WRITTEN EXERCISE A – Which lines in the listing below contain the word "with"? Show each of them.

PAGE EXCERPT –
━━━━━━━━━━━━━━━━

Dubai: Although bank fixed deposits (FDs) are often considered the most preferred investment avenue for Non-Resident Indians (NRIs) investing back home in India, there is no denying the fact that this landscape has been changing in recent years.
A survey by India-based fintech platform SBNRI highlights that around 25 per cent NRIs worldwide prefer to invest in low-risk conventional financial assets like mutual funds (MFs) while 20 per cent of them prefer to keep their money in FDs.
In the UAE, 24 per cent NRIs prefer to place a safe bet by investing in MFs as opposed to investing in FDs, while about 27 per cent NRIs in nations like Australia, China, Qatar, Malaysia, Germany, New Zealand and Kuwait also prefer investing in MFs.
"Traditionally, investing in mutual funds was difficult due to the heavy paperwork involved. Many countries also made these investments subject to their terms and conditions. However, the emergence of fintech has transformed the market landscape, taking the process online," wrote analysts at SBNRI.
Traditionally, investing in mutual funds was difficult due to the heavy paperwork involved
Diversifying investments is key, even for NRIs
The golden rule of wealth creation and investments is to have a diversified portfolio of investments with the ability and flexibility to rein-in risks, which involves being proactive with your financial investments and taking steps in line with your long term investment goals.
“A significant overexposure to one asset class has the potential to erode wealth much faster compared to having a well-diversified portfolio. A typical example of this is bank fixed deposits,” explained Jose Paul, an India-based banker, who manages different types of NRI investments from across the world.
“In recent years, FDs have given very low returns as compared to their counterpart investments and their returns when adjusted for inflation have in fact been negative. Diversification is therefore the name of the game if you were looking for reasons as to why you should invest in India.”

━━━━━━━━━━━━━━━━

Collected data
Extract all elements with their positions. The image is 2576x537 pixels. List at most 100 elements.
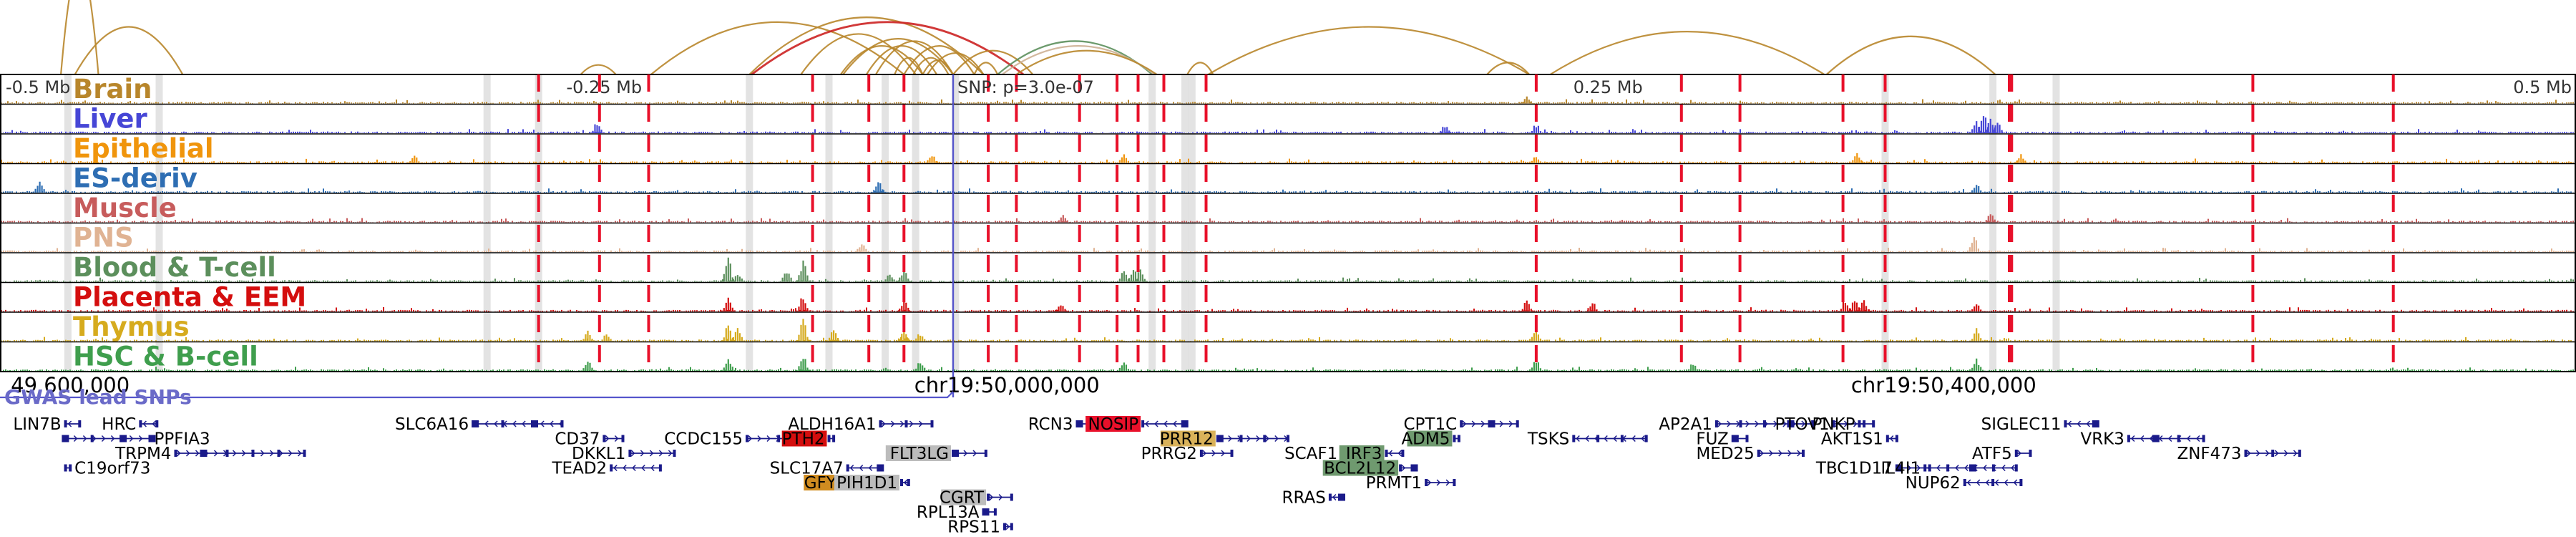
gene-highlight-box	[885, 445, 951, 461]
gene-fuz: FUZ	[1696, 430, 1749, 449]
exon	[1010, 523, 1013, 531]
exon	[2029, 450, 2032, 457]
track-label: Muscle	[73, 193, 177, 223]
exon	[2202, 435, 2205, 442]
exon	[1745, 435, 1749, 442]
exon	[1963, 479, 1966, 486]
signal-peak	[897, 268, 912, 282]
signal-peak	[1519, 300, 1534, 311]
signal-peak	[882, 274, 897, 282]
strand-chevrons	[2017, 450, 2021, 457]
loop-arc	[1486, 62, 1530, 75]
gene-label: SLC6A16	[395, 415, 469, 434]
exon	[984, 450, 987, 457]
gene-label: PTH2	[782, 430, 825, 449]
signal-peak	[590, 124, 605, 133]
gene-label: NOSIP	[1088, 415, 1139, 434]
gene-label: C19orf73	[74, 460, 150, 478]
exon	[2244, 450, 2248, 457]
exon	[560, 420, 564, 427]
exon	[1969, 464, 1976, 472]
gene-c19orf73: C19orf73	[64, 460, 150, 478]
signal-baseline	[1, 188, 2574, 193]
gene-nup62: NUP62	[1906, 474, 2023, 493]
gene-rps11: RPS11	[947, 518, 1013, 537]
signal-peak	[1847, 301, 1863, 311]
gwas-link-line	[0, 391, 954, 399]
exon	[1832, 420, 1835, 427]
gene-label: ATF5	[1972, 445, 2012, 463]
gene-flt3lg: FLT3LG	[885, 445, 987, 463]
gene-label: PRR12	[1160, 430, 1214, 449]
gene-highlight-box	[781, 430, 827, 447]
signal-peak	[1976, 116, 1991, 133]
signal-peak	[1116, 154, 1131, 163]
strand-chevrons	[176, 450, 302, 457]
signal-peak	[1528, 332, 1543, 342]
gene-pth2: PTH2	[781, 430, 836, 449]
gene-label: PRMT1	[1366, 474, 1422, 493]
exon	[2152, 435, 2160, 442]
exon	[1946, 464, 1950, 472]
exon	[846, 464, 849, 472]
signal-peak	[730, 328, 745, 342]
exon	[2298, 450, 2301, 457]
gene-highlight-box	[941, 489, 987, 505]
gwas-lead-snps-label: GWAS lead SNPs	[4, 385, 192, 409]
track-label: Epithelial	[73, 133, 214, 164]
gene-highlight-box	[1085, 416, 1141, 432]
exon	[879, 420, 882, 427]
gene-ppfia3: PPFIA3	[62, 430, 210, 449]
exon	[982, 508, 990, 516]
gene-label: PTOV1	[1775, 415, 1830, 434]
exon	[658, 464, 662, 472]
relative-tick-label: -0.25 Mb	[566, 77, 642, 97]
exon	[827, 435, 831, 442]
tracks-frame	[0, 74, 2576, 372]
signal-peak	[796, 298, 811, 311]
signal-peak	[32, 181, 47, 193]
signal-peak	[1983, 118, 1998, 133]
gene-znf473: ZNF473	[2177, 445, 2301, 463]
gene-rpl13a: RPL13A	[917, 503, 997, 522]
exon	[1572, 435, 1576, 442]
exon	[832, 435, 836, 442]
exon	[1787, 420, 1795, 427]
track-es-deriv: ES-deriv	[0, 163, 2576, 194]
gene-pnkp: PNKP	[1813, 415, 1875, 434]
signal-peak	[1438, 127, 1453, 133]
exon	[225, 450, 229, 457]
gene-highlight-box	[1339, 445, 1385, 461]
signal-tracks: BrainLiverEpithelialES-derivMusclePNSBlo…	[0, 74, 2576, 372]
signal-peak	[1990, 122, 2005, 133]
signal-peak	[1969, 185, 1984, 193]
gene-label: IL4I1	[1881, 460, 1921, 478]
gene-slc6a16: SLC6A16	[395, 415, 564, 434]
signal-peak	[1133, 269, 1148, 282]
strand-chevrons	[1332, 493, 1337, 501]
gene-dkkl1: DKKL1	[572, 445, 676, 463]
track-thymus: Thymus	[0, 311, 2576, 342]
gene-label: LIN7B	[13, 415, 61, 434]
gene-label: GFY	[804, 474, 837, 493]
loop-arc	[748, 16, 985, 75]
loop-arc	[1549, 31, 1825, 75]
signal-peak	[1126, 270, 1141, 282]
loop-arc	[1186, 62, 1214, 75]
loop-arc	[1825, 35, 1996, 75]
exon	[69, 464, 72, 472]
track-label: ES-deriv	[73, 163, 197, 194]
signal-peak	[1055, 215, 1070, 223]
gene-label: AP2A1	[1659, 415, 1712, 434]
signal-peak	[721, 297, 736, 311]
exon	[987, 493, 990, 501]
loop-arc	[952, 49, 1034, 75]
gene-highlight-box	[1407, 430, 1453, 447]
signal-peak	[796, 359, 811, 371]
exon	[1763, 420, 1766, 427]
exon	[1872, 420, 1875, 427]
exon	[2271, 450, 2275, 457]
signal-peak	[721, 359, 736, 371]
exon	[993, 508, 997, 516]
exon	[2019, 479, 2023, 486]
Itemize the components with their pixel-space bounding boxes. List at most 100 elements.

━━━━━━━━━━━━━━━━

WRITTEN EXERCISE B – Write out the entire NRI investment article above, word for word.

CORRECT ANSWER A –
Extract all elements with their positions. The image is 2576x537 pixels. List at most 100 elements.
Itemize the components with their pixel-space bounding boxes. List at most 100 elements.

CORRECT ANSWER B –
Dubai: Although bank fixed deposits (FDs) are often considered the most preferred investment avenue for Non-Resident Indians (NRIs) investing back home in India, there is no denying the fact that this landscape has been changing in recent years.
A survey by India-based fintech platform SBNRI highlights that around 25 per cent NRIs worldwide prefer to invest in low-risk conventional financial assets like mutual funds (MFs) while 20 per cent of them prefer to keep their money in FDs.
In the UAE, 24 per cent NRIs prefer to place a safe bet by investing in MFs as opposed to investing in FDs, while about 27 per cent NRIs in nations like Australia, China, Qatar, Malaysia, Germany, New Zealand and Kuwait also prefer investing in MFs.
"Traditionally, investing in mutual funds was difficult due to the heavy paperwork involved. Many countries also made these investments subject to their terms and conditions. However, the emergence of fintech has transformed the market landscape, taking the process online," wrote analysts at SBNRI.
Traditionally, investing in mutual funds was difficult due to the heavy paperwork involved
Diversifying investments is key, even for NRIs
The golden rule of wealth creation and investments is to have a diversified portfolio of investments with the ability and flexibility to rein-in risks, which involves being proactive with your financial investments and taking steps in line with your long term investment goals.
“A significant overexposure to one asset class has the potential to erode wealth much faster compared to having a well-diversified portfolio. A typical example of this is bank fixed deposits,” explained Jose Paul, an India-based banker, who manages different types of NRI investments from across the world.
“In recent years, FDs have given very low returns as compared to their counterpart investments and their returns when adjusted for inflation have in fact been negative. Diversification is therefore the name of the game if you were looking for reasons as to why you should invest in India.”